**PROBLEM:**
Which lines include the word "curved"? Copy each of them.

---------- ENTRIES ----------

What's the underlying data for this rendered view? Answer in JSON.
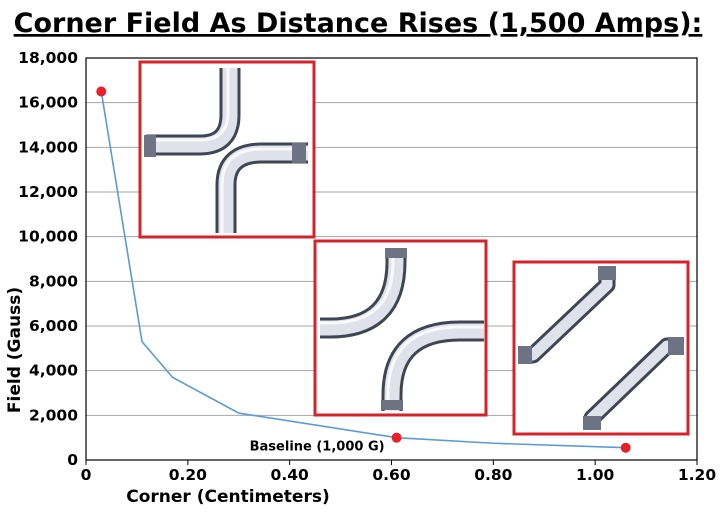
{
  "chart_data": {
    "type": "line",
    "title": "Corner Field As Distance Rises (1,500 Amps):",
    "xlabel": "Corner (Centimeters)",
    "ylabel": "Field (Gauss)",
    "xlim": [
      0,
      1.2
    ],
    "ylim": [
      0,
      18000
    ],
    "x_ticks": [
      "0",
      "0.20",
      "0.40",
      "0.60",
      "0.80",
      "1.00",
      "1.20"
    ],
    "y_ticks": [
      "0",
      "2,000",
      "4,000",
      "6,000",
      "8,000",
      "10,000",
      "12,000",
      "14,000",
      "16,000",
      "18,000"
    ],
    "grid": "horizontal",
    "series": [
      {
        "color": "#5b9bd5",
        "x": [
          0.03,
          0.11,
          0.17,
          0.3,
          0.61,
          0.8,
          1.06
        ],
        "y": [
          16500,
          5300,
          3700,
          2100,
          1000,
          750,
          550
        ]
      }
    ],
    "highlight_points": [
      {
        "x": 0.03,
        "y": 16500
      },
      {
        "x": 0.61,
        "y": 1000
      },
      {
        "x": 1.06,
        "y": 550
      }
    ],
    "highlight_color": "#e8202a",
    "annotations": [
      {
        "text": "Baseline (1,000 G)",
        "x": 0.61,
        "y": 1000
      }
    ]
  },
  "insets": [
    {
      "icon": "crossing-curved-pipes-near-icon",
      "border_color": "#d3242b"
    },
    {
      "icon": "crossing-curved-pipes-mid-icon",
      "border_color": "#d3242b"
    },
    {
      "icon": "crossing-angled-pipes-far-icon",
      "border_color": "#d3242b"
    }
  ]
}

----------

**WRITTEN SOLUTION:**
      "icon": "crossing-curved-pipes-near-icon",
      "icon": "crossing-curved-pipes-mid-icon",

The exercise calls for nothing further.